> _Extract to read_:
- - -

Today is the night of Valentine day, I am not particularly romantic but I always tried to do something special for this day. Unfortunately, this year Valentine day is a disaster since I have several deadlines including an important paper which needs to be submitted before midnight.
At 10:50pm PST, my student (E. Enriquez) and I found out that Icarus Journal changed the rules of publication and we have to submit a final, high quality version, of each figure of this paper about the binary asteroid (90) Antiope. While my student is driving back to our office to make those missing figures, I am finalizing what I can while watching the ustream live of Stardust-Next flyby of the comet Tempel-1.
The comet Tempel-1 is famous for being the target of the mission Deep Impact which was composed of a spacecraft equipped with cameras and spectrographs and an impactor sent deliberately on the comet on July 4 2005. The goal of this mission was to determine the interior composition of the comet but the result of the impact surprised us. Because of the amount of dust ejected after the impact, none of the instruments on board Deep Impact could photograph the crater. Tonight, NASA is recycling another mission called Stardust to flyby once again the comet nucleus and hopefully capture surface changes due to the impact.

- - -

> _Data extract_:

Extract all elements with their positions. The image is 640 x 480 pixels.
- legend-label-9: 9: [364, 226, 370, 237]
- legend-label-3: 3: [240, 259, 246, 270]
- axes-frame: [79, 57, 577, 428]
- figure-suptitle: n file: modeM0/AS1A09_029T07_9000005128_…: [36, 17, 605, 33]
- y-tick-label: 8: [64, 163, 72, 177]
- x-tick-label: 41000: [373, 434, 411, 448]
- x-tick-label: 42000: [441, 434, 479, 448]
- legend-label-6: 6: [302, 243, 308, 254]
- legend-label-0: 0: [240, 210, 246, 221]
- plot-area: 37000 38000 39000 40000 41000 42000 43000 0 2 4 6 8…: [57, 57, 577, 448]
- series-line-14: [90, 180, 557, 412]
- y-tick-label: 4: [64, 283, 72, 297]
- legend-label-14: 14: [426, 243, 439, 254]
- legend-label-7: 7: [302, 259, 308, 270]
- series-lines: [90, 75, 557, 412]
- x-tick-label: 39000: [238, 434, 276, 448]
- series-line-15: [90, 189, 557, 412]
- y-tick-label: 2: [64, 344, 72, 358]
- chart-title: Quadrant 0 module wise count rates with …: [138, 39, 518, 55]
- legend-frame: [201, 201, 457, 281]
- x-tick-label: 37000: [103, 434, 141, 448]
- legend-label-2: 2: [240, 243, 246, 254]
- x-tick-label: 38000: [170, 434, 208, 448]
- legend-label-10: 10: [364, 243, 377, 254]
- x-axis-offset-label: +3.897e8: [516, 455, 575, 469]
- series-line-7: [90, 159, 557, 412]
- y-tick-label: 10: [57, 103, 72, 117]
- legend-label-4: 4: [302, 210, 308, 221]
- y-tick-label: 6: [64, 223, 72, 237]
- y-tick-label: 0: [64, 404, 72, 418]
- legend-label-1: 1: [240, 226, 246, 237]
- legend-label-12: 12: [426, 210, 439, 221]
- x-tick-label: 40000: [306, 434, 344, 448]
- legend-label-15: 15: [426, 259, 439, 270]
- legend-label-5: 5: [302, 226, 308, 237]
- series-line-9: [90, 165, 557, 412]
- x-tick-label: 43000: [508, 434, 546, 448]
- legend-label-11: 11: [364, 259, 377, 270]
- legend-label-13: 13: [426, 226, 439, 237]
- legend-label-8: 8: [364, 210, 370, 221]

- - -

> _What you will do_: Pick up the account of the Stardust-Next flyby of comet Tempel-1 and carry it on after its last sentence. The entries have no connection to the account of the Stardust-Next flyby.

> _Response_:
11:00pm. The flyby was a success and mission control announced that the closest approach was performed at ~181 km from the nucleus at 8:39PST/04:39UTC (JPL PR). 72 images of the comet have been recorded. They are being downloaded using the Deep Space Network.
11:05pm Everybody at Mission Control/JPL is working on their computer, probably processing and analyzing the data as they are made available.
11:50pm PST: The Ustream link stopped… Well it gives me the opportunity to explain briefly that the main goal of the mission is to see the impact crater from Deep Impact, but there is no guarantee that the mission will capture the same side of the comet nucleus than Deep Impact. If not, we will get another hemisphere of the comet nucleus which could be interesting as well. So this is definitely a win-win scenario for NASA.
12:00am PST: There is an issue or delay with the data downlink due to rain in Spain. The NASA team is reconfiguring the antenna to improve the quality of the data transmission. We will probably get the first image at 12:45 am. Tim Larson, the project scientist of the mission Stardust-NeXt explained that the data are safe on the spacecraft, but the transmission on Earth is being corrupted due to the weather.
12:43am PST: I just submitted our revised paper to Icarus. Let’s hope it is the last time I have to deal with these figures. Back to Tempel-1! The data should be visible soon.
12:50am PST: from @nasajpl:” all images were centered in the field of view. That’s great news!” I just saw a glimpse of a nucleus of comet on one of the screen. Tempel-1 or an archive data?
12:53 am PST: I can see my colleague Alan Harris standing in the data process center, All scientists are all smiling so that must be a good news…
12:54am PST: 2nd Image to be downloaded (#30038) is the closest approach image. 10 min to process the data and we should have it if everything went fine.
01:04 PST: Could someone explain to me why they are all wearing these blue polos?
01:06 am PST: My French colleague, O. Groussin from the Observatoire de Marseille is also at JPL data processing center. He is apparently captivated by something on this screen.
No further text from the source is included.